▶ [TASK INSTRUCTIONS]: Copy out every line that contains the word "less".

Items from a dataset:
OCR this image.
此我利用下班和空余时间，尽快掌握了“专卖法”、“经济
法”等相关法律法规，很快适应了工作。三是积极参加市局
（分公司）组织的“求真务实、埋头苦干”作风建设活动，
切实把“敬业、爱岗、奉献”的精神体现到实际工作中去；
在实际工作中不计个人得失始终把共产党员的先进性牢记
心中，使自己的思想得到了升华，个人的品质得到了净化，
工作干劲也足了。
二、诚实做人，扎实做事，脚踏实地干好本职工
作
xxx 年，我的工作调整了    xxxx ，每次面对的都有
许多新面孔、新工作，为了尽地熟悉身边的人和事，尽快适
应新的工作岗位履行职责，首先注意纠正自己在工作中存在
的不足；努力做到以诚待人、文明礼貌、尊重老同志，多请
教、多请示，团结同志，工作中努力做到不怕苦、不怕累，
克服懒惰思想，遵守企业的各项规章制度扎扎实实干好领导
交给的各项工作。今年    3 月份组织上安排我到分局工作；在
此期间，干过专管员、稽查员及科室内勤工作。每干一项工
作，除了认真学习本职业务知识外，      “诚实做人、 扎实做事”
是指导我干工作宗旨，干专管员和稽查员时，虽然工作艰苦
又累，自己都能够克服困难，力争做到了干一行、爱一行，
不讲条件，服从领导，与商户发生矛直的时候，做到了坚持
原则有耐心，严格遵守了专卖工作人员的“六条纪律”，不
* * *
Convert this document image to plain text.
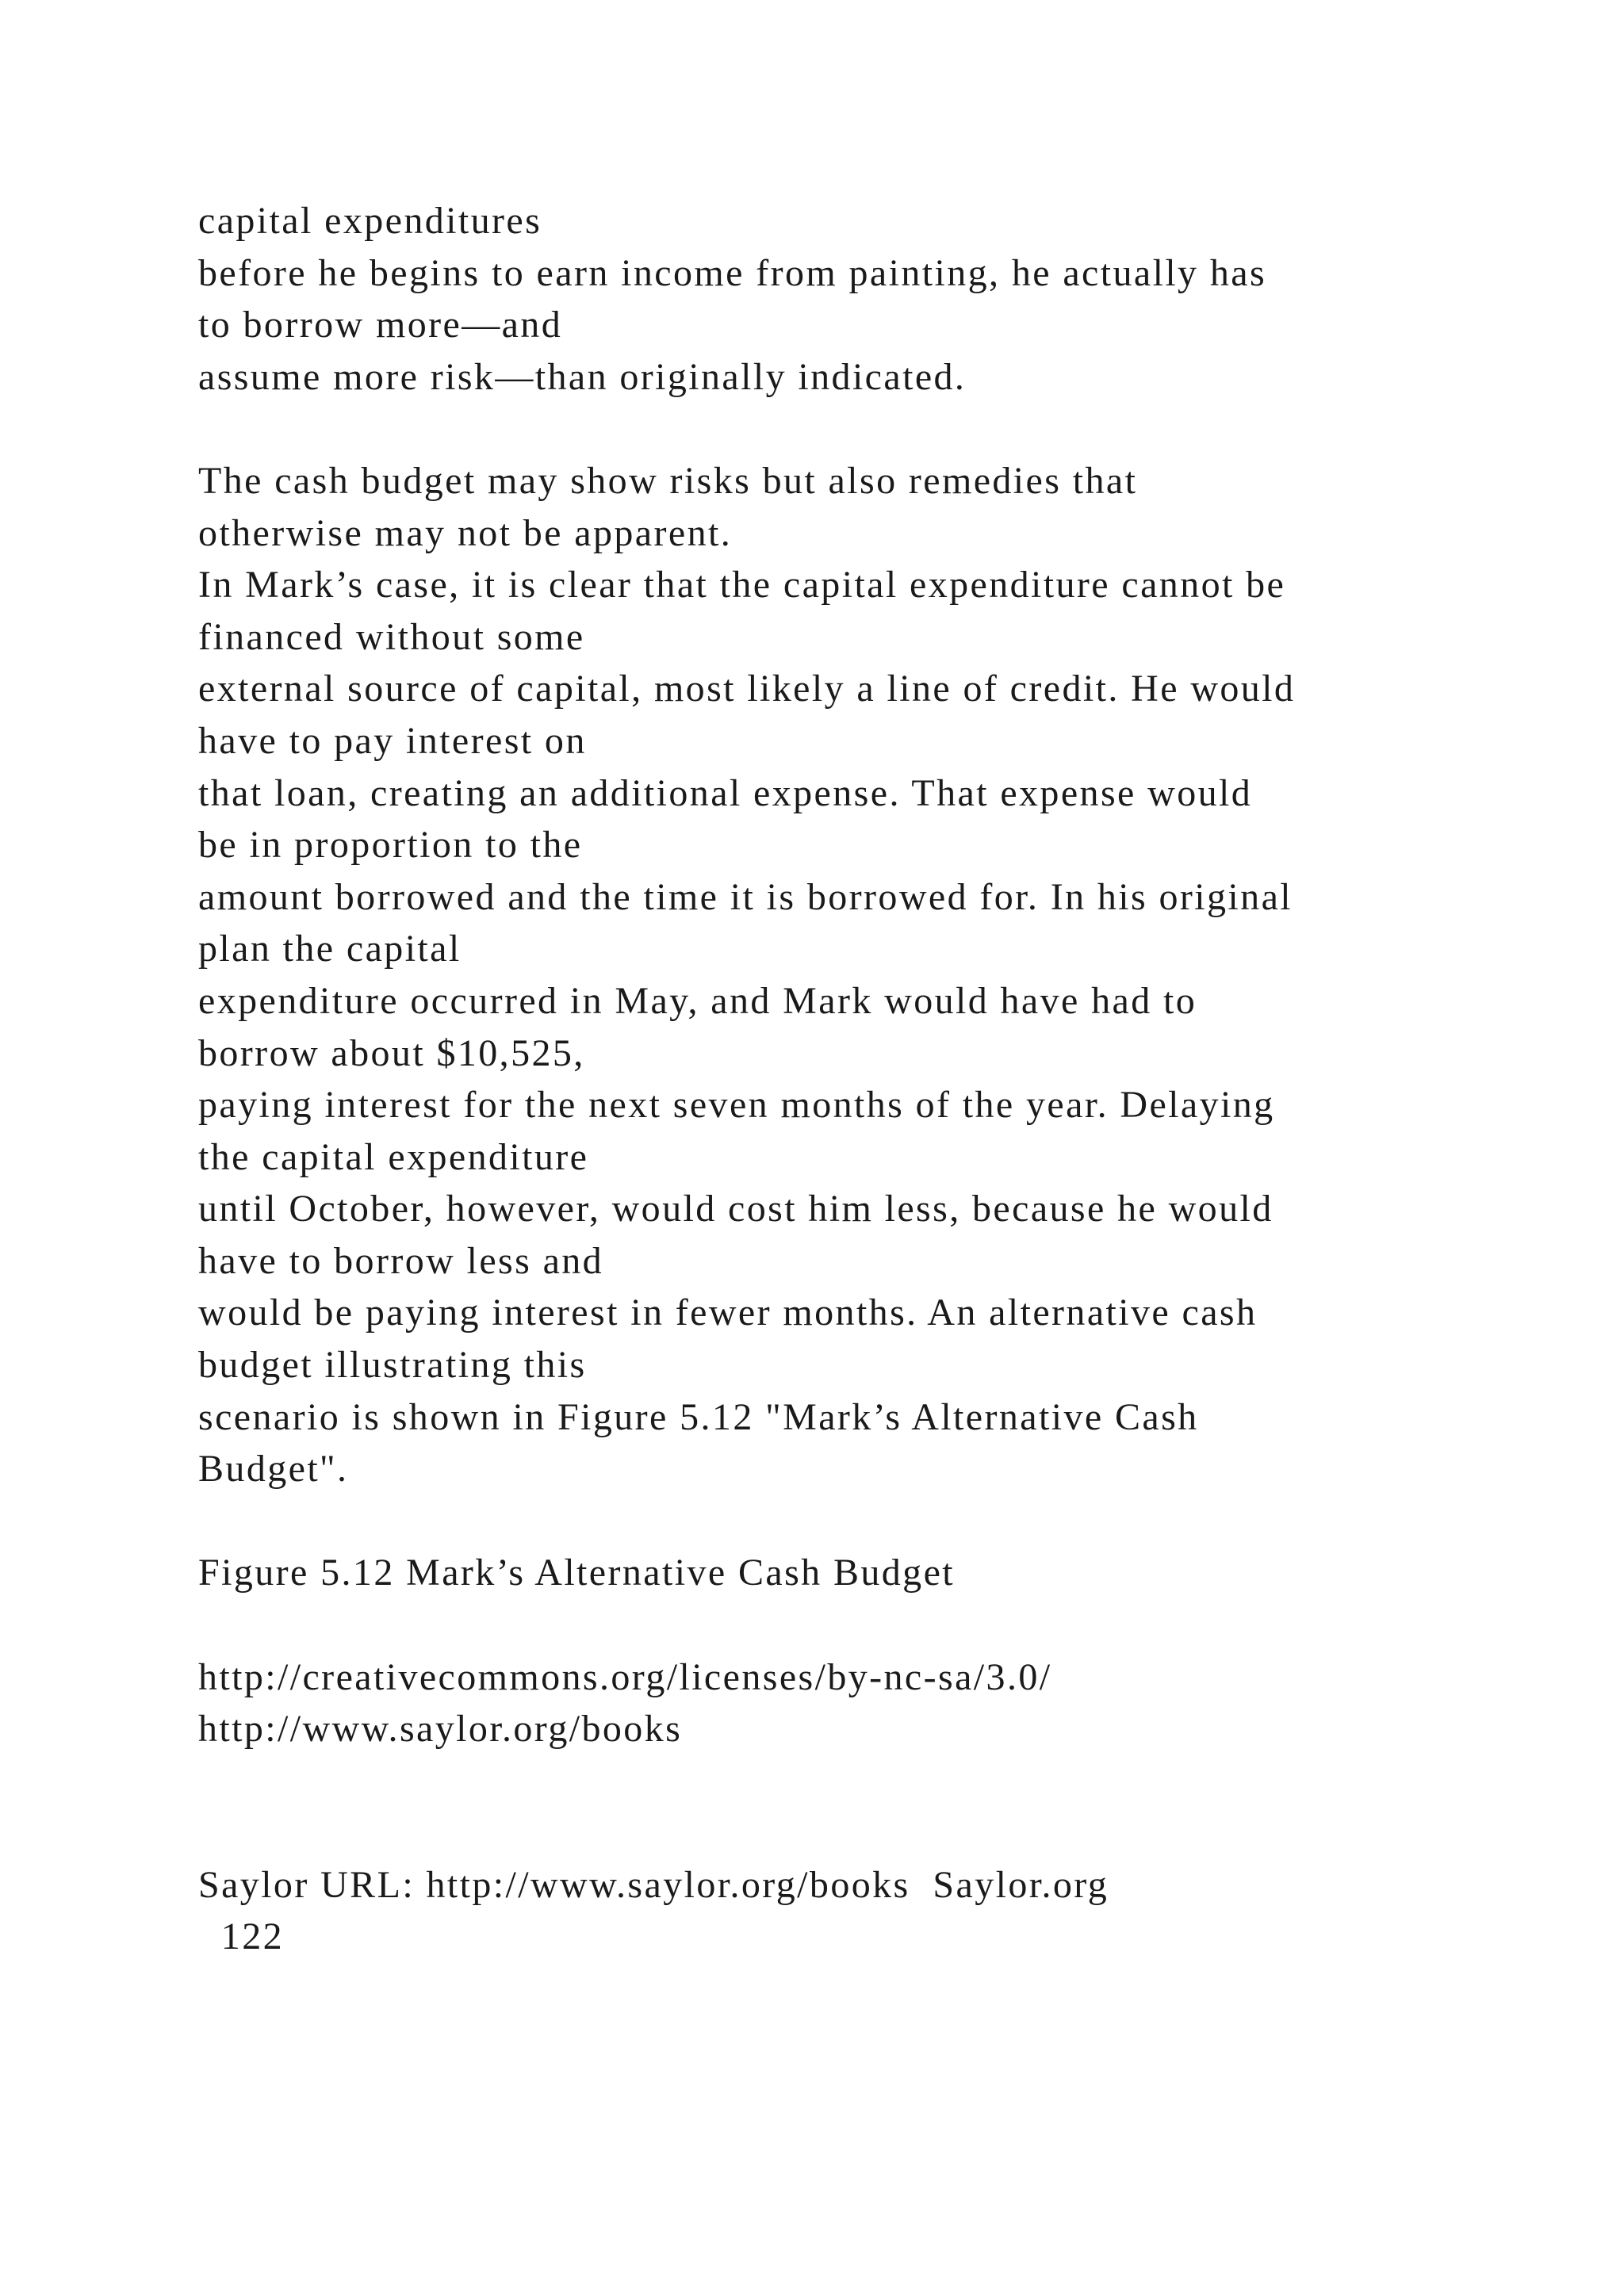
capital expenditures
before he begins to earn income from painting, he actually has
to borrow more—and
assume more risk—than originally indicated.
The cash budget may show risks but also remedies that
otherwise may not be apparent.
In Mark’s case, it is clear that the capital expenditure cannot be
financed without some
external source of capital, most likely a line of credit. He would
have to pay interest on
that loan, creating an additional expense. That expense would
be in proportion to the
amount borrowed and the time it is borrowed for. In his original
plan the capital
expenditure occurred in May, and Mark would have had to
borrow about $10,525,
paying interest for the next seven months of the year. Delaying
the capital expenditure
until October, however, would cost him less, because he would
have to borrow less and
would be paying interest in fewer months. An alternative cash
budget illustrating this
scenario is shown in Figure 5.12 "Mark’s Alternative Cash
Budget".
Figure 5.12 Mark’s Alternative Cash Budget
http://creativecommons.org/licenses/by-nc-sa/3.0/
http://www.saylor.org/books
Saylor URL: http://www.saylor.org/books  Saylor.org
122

▶ [RESPONSE TO THE TASK]:
until October, however, would cost him less, because he would
have to borrow less and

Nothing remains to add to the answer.